▶ _To do_:
Quote the full listing word for word.

-- START OF The records --

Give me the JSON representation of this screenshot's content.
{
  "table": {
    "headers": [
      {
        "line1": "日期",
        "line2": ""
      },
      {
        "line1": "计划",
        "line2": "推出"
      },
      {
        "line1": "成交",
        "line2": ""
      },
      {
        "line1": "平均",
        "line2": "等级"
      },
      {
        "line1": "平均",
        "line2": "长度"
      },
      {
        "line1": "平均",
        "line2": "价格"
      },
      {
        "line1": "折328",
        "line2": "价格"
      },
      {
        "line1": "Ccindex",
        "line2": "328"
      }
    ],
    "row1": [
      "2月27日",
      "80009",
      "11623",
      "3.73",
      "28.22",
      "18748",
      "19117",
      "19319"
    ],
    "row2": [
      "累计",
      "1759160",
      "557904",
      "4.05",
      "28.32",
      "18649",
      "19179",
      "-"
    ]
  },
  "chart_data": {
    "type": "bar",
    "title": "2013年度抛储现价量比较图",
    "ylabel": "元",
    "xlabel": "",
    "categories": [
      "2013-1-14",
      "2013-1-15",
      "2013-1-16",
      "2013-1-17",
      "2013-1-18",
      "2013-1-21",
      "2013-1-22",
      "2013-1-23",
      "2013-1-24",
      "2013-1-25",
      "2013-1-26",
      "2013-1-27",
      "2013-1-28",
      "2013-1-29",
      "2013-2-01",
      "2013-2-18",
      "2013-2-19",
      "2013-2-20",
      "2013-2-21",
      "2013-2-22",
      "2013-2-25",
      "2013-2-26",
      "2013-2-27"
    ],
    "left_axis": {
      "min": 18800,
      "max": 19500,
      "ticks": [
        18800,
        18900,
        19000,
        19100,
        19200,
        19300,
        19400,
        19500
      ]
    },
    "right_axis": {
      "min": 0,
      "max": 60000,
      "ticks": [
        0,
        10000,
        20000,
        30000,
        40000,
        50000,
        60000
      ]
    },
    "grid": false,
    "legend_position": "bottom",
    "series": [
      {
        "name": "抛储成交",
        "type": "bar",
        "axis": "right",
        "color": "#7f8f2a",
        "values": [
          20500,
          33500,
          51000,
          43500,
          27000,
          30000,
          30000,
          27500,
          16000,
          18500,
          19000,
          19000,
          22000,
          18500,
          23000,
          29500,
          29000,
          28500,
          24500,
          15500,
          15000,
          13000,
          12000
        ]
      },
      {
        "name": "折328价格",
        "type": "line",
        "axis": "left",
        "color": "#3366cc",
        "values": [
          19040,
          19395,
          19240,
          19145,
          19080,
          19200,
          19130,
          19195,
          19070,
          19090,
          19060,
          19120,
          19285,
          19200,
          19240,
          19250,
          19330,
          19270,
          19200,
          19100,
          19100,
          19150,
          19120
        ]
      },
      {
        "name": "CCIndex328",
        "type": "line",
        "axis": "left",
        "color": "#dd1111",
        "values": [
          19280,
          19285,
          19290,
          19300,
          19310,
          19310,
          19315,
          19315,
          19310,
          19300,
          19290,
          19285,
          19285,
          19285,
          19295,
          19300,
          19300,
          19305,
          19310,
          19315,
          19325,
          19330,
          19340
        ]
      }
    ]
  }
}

-- END OF The records --

▶ _Solution to the problem_:
Give me the JSON representation of this screenshot's content.
{
  "table": {
    "headers": [
      {
        "line1": "日期",
        "line2": ""
      },
      {
        "line1": "计划",
        "line2": "推出"
      },
      {
        "line1": "成交",
        "line2": ""
      },
      {
        "line1": "平均",
        "line2": "等级"
      },
      {
        "line1": "平均",
        "line2": "长度"
      },
      {
        "line1": "平均",
        "line2": "价格"
      },
      {
        "line1": "折328",
        "line2": "价格"
      },
      {
        "line1": "Ccindex",
        "line2": "328"
      }
    ],
    "row1": [
      "2月27日",
      "80009",
      "11623",
      "3.73",
      "28.22",
      "18748",
      "19117",
      "19319"
    ],
    "row2": [
      "累计",
      "1759160",
      "557904",
      "4.05",
      "28.32",
      "18649",
      "19179",
      "-"
    ]
  },
  "chart_data": {
    "type": "bar",
    "title": "2013年度抛储现价量比较图",
    "ylabel": "元",
    "xlabel": "",
    "categories": [
      "2013-1-14",
      "2013-1-15",
      "2013-1-16",
      "2013-1-17",
      "2013-1-18",
      "2013-1-21",
      "2013-1-22",
      "2013-1-23",
      "2013-1-24",
      "2013-1-25",
      "2013-1-26",
      "2013-1-27",
      "2013-1-28",
      "2013-1-29",
      "2013-2-01",
      "2013-2-18",
      "2013-2-19",
      "2013-2-20",
      "2013-2-21",
      "2013-2-22",
      "2013-2-25",
      "2013-2-26",
      "2013-2-27"
    ],
    "left_axis": {
      "min": 18800,
      "max": 19500,
      "ticks": [
        18800,
        18900,
        19000,
        19100,
        19200,
        19300,
        19400,
        19500
      ]
    },
    "right_axis": {
      "min": 0,
      "max": 60000,
      "ticks": [
        0,
        10000,
        20000,
        30000,
        40000,
        50000,
        60000
      ]
    },
    "grid": false,
    "legend_position": "bottom",
    "series": [
      {
        "name": "抛储成交",
        "type": "bar",
        "axis": "right",
        "color": "#7f8f2a",
        "values": [
          20500,
          33500,
          51000,
          43500,
          27000,
          30000,
          30000,
          27500,
          16000,
          18500,
          19000,
          19000,
          22000,
          18500,
          23000,
          29500,
          29000,
          28500,
          24500,
          15500,
          15000,
          13000,
          12000
        ]
      },
      {
        "name": "折328价格",
        "type": "line",
        "axis": "left",
        "color": "#3366cc",
        "values": [
          19040,
          19395,
          19240,
          19145,
          19080,
          19200,
          19130,
          19195,
          19070,
          19090,
          19060,
          19120,
          19285,
          19200,
          19240,
          19250,
          19330,
          19270,
          19200,
          19100,
          19100,
          19150,
          19120
        ]
      },
      {
        "name": "CCIndex328",
        "type": "line",
        "axis": "left",
        "color": "#dd1111",
        "values": [
          19280,
          19285,
          19290,
          19300,
          19310,
          19310,
          19315,
          19315,
          19310,
          19300,
          19290,
          19285,
          19285,
          19285,
          19295,
          19300,
          19300,
          19305,
          19310,
          19315,
          19325,
          19330,
          19340
        ]
      }
    ]
  }
}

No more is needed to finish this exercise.